** Start Extracted material **
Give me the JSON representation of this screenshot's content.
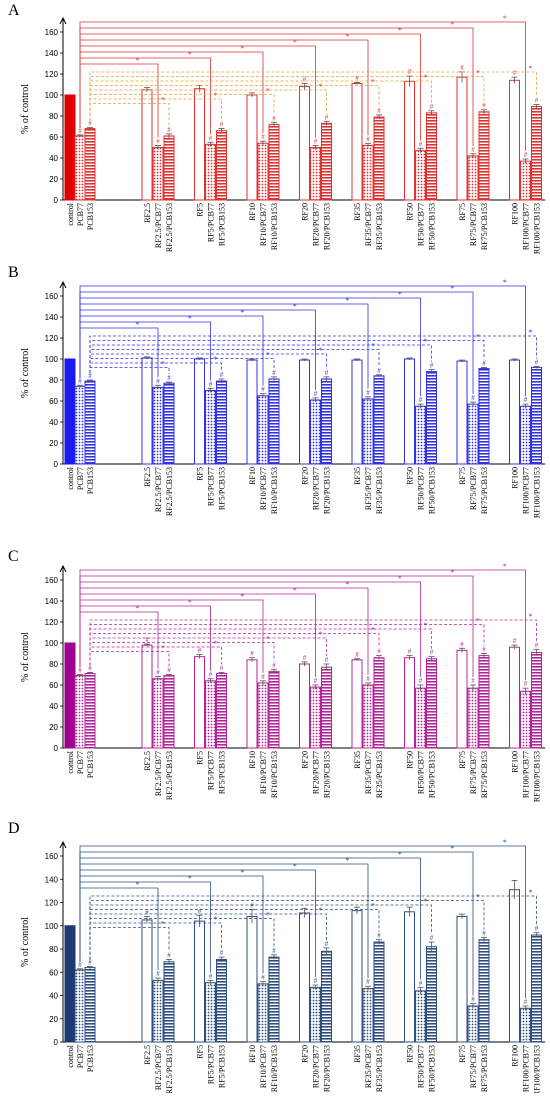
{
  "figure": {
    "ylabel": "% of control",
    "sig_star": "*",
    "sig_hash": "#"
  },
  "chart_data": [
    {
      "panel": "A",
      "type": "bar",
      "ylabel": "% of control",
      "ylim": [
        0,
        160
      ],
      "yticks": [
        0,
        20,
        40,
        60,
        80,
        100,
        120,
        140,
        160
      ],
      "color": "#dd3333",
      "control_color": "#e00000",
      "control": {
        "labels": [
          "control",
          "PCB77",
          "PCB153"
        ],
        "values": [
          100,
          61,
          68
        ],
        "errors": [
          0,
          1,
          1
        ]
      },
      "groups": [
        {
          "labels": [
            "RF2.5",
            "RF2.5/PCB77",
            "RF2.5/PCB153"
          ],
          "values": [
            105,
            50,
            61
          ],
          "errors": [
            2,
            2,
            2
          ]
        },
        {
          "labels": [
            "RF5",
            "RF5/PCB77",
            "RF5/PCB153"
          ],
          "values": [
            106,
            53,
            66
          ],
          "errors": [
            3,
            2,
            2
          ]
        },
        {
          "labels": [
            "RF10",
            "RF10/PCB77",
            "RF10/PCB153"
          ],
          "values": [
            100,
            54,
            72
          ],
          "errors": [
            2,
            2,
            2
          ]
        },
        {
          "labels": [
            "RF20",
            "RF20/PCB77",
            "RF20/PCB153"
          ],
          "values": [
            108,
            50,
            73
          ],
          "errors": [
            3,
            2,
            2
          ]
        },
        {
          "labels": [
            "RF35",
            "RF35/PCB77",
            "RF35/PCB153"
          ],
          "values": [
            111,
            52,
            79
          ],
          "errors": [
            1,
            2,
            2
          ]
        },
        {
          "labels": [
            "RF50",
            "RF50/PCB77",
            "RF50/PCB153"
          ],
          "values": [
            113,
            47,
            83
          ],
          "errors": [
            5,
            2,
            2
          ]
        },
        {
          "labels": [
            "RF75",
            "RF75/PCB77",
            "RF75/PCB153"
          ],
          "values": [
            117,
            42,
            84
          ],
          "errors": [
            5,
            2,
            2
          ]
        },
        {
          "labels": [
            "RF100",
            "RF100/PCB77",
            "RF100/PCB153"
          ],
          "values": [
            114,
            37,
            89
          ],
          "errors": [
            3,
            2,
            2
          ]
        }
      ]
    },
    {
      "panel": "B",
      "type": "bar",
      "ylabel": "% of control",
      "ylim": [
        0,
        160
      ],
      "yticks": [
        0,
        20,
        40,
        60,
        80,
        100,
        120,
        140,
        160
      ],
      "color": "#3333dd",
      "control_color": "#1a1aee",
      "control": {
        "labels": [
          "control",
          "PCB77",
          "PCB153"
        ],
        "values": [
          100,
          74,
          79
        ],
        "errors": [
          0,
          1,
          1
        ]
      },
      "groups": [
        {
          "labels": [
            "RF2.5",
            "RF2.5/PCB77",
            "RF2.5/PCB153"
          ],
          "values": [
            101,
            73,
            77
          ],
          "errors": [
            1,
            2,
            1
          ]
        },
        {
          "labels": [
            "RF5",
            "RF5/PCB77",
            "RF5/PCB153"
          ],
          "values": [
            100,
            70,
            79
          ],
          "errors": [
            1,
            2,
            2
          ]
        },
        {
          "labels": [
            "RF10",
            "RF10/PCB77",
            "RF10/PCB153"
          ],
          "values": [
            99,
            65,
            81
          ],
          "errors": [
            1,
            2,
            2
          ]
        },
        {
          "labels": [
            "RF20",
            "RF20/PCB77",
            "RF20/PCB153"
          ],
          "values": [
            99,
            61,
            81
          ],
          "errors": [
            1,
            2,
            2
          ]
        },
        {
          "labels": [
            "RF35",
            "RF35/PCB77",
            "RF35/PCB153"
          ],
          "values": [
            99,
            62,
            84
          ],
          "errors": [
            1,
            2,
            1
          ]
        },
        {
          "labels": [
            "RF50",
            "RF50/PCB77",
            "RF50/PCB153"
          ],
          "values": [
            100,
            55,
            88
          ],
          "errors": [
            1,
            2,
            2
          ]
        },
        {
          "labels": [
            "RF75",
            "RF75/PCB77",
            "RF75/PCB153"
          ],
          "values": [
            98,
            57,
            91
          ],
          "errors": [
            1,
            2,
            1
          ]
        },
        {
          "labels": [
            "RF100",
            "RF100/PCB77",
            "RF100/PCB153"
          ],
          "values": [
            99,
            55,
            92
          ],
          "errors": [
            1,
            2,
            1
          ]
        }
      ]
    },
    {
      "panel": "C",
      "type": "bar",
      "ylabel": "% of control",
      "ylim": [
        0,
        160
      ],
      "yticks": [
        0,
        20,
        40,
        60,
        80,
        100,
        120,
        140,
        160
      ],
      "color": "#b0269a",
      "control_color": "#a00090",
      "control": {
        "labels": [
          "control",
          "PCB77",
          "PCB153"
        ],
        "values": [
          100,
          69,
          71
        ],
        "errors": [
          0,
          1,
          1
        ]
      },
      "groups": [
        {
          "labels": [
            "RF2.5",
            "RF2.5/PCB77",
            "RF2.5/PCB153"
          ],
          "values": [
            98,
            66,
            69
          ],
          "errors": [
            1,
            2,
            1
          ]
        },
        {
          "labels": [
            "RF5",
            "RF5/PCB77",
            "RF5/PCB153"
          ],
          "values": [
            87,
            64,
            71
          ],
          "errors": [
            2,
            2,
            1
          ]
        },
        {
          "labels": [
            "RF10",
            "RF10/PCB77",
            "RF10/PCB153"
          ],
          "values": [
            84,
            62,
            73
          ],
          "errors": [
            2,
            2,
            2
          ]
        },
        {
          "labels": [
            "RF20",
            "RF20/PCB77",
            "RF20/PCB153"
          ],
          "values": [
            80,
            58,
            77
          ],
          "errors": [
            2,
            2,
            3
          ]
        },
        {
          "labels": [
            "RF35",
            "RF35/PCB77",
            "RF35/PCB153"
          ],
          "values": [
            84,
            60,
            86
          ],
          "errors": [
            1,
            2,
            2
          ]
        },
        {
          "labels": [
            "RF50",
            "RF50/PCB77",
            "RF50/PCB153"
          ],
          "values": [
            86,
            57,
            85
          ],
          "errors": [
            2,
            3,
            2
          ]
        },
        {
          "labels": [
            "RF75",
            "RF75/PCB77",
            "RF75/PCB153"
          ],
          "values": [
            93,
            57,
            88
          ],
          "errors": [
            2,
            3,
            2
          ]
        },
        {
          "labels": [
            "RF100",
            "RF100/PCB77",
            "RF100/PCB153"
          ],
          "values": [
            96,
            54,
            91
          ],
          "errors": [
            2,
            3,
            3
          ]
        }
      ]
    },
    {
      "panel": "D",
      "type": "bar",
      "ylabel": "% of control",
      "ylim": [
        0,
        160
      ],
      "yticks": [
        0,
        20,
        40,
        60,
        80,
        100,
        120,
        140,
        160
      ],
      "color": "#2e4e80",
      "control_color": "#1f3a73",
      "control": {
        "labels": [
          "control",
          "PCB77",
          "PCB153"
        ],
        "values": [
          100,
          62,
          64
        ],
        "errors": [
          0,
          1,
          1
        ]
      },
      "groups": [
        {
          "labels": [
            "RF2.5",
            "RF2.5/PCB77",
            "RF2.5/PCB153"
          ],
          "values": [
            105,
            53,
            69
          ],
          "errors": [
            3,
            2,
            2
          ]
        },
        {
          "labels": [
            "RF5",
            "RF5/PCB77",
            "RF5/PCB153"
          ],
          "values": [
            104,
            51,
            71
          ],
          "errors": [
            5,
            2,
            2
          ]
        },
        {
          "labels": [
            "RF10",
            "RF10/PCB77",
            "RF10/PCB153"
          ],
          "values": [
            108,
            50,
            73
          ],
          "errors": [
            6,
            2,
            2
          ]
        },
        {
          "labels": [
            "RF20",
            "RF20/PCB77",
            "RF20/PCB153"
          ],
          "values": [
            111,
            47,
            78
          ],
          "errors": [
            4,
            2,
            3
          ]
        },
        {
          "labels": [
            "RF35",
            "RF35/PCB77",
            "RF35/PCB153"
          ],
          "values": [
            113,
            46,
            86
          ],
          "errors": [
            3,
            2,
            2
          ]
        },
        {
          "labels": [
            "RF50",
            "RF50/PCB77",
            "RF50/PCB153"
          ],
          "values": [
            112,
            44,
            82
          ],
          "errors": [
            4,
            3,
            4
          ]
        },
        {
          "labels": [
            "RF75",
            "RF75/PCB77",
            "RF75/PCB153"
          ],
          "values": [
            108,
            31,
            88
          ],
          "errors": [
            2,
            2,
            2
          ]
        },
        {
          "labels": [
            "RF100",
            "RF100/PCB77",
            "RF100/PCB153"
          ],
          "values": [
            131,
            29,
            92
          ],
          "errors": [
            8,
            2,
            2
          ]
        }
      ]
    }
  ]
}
** End Extracted material **
** Start Extracted material **
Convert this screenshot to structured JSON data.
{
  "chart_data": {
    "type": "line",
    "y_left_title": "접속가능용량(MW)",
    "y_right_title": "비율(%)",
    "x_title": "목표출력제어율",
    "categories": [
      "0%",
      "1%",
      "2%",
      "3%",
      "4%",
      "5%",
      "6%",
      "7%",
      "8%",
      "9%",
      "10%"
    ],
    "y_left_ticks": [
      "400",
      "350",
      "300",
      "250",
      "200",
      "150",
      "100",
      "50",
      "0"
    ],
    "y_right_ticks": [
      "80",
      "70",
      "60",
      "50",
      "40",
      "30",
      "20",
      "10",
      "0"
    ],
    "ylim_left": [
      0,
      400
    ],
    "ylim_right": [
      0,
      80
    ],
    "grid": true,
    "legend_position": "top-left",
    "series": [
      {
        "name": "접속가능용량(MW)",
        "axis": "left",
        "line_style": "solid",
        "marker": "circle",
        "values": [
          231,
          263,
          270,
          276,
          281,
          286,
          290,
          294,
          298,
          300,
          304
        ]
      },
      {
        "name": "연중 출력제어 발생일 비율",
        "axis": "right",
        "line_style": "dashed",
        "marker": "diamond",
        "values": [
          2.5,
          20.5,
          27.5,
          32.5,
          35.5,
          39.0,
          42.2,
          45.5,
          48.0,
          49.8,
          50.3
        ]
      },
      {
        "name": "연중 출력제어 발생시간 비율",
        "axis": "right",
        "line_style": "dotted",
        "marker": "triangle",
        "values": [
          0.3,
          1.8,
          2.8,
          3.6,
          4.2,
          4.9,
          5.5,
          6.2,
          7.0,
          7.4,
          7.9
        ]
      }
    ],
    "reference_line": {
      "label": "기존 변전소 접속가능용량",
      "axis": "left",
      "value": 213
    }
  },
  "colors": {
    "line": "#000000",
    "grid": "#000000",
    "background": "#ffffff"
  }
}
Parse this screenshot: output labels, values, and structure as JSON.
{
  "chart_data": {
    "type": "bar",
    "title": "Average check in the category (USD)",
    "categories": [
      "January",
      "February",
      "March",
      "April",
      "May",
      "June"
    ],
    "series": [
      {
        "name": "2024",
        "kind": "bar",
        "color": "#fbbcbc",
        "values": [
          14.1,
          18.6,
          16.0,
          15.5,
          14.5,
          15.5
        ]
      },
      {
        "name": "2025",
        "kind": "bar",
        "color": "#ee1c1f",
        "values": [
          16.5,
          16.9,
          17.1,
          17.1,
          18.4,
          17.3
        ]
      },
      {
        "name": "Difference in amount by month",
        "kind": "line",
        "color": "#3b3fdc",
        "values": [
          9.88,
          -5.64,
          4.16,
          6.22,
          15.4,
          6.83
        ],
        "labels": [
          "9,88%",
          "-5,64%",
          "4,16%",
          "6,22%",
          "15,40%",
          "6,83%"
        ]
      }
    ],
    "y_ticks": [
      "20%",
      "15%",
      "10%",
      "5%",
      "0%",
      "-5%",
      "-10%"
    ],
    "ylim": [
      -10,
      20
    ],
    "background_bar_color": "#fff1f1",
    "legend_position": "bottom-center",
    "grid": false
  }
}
** End Extracted material **
** Start Extracted material **
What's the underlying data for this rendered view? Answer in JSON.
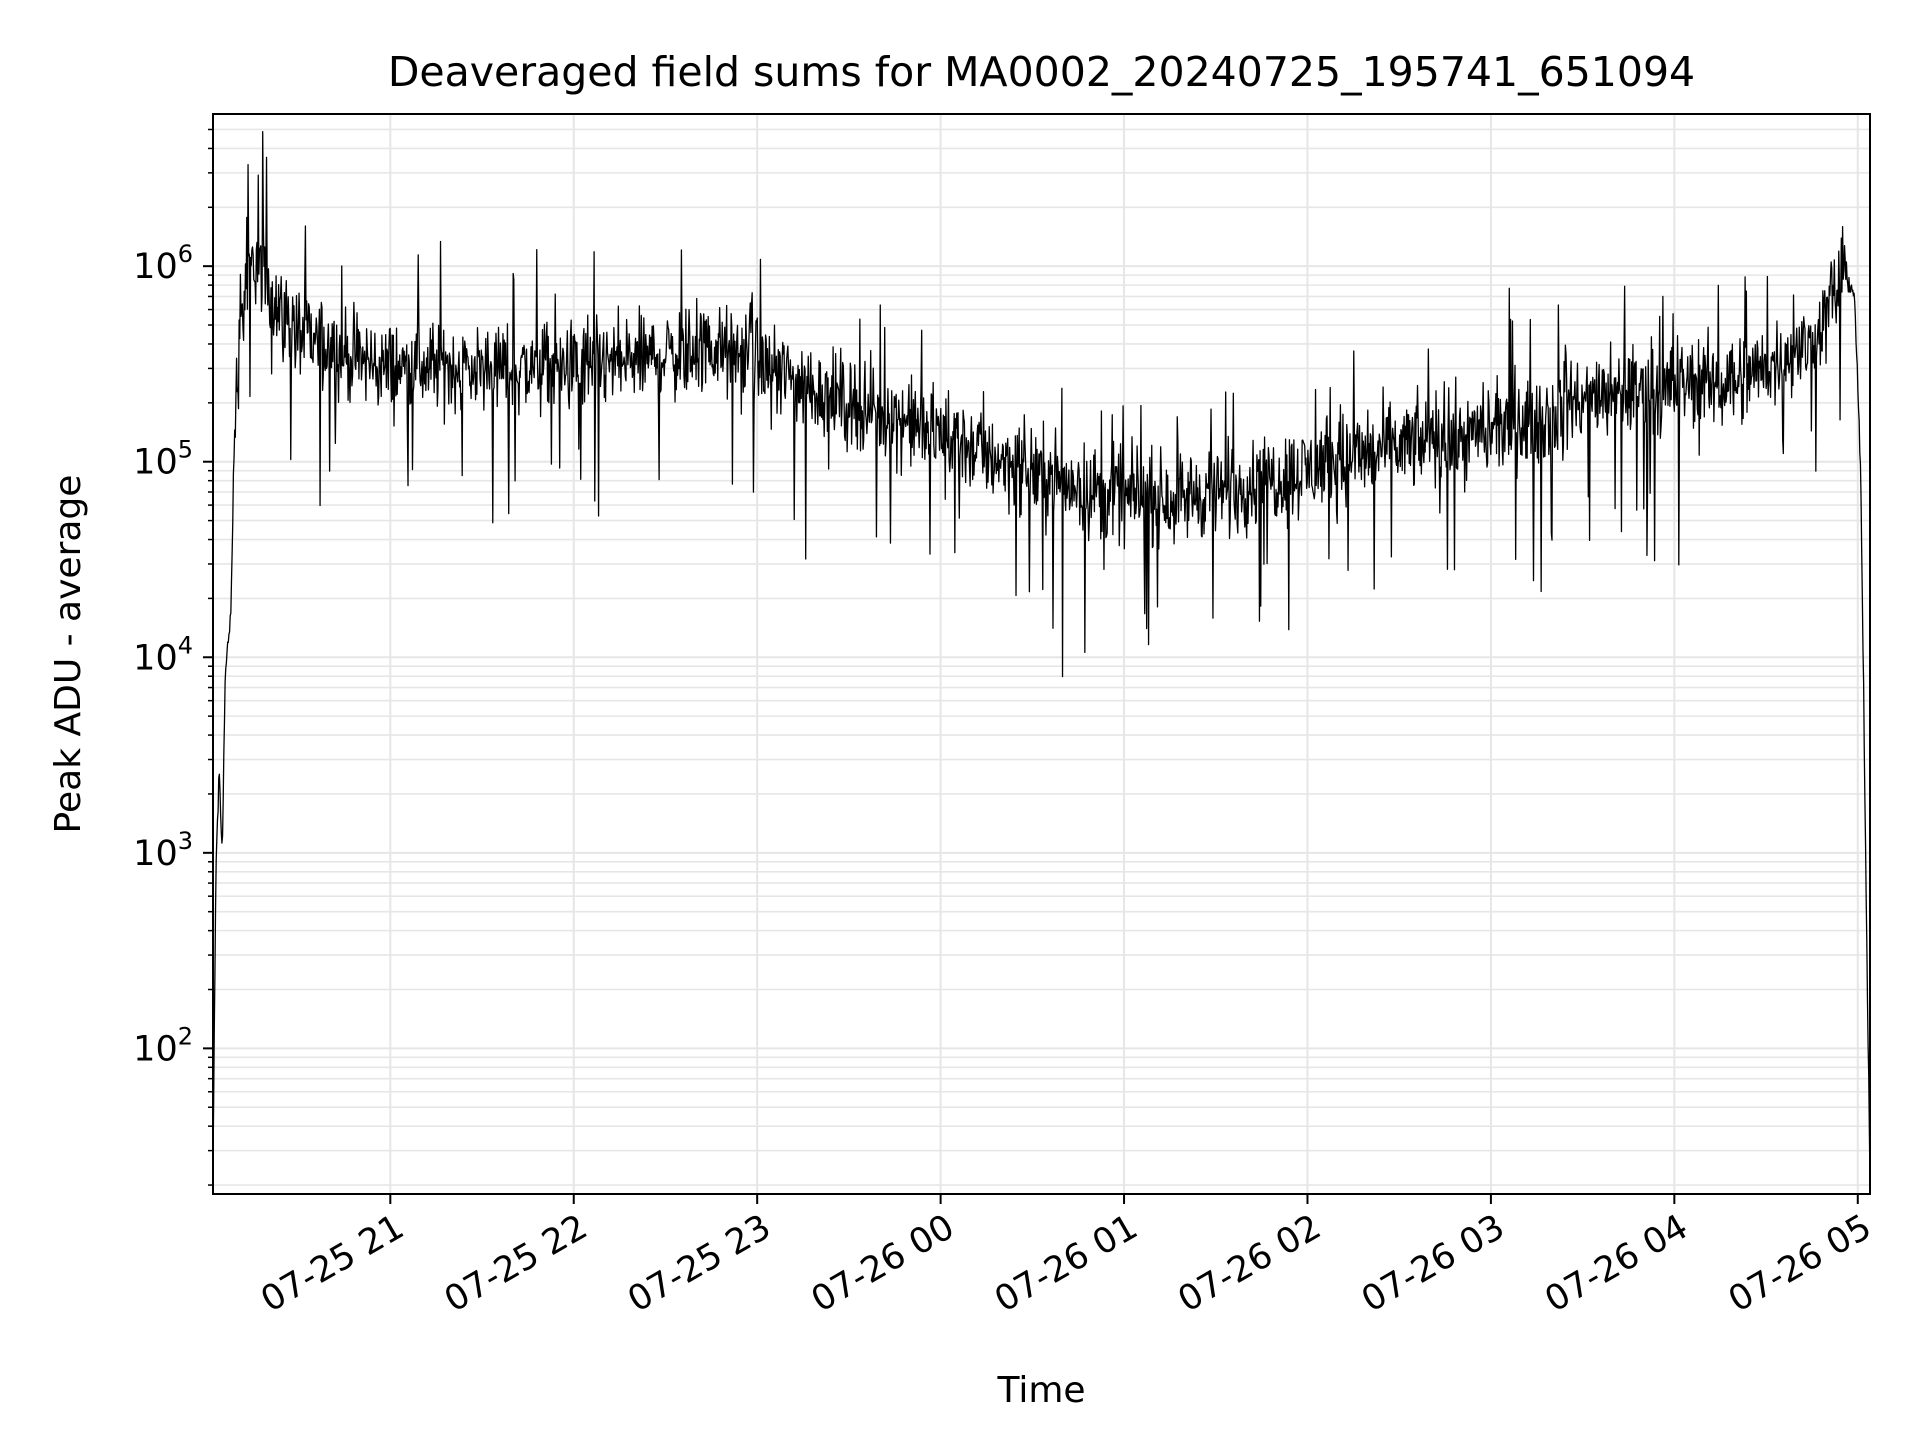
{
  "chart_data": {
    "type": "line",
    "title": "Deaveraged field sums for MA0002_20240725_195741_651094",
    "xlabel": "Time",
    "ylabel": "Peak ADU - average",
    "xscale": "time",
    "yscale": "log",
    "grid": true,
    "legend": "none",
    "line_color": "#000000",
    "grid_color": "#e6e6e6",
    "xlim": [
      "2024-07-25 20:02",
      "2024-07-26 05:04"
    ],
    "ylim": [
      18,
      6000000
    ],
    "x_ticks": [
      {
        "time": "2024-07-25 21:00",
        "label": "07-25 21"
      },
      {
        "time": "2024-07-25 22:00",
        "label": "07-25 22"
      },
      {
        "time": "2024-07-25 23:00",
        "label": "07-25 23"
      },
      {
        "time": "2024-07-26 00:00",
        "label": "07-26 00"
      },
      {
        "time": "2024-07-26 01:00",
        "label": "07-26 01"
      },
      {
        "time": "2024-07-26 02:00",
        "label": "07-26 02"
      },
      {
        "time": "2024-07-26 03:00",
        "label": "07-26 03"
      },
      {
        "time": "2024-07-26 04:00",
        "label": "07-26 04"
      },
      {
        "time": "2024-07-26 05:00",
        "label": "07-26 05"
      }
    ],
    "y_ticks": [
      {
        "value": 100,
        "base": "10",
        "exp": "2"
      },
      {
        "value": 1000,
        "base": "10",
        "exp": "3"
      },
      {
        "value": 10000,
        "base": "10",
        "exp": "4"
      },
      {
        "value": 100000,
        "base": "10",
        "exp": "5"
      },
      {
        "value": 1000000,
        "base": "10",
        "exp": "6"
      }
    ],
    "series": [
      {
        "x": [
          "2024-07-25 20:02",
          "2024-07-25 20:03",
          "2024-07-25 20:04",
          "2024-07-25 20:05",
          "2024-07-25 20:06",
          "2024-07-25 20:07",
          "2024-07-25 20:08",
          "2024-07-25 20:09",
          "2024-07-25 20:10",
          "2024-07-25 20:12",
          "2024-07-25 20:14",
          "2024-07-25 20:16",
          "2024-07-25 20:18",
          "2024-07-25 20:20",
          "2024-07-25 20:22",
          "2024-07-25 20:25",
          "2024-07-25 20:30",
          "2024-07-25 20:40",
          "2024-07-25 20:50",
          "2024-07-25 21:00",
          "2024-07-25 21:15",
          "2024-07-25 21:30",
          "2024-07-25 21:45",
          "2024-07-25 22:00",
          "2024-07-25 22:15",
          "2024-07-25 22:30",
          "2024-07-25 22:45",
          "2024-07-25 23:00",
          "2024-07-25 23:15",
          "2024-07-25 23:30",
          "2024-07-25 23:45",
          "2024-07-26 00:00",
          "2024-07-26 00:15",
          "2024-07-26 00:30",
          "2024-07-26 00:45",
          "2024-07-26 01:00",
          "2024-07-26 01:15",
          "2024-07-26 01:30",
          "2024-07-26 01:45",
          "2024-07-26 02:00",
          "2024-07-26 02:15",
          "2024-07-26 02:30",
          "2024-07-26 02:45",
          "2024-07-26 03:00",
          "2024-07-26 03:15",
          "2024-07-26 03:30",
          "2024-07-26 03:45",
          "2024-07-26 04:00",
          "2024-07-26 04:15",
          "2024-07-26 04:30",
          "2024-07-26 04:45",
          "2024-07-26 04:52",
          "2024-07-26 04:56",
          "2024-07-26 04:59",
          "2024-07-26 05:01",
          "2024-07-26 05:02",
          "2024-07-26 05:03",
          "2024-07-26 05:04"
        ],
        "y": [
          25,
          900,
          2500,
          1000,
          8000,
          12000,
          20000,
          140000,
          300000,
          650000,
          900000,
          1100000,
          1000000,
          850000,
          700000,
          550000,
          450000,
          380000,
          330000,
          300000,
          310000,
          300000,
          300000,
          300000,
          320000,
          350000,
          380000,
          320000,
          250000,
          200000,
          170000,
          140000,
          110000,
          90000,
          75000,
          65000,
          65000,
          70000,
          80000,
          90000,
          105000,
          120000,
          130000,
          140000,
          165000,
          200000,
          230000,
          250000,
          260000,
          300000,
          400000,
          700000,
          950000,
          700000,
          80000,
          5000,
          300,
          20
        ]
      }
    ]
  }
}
** End Extracted material **
- **Task brief**:
From the data, list each line in which the string "접속가능용량" appears.

- **Answer to the exercise**:
    "y_left_title": "접속가능용량(MW)",
        "name": "접속가능용량(MW)",
      "label": "기존 변전소 접속가능용량",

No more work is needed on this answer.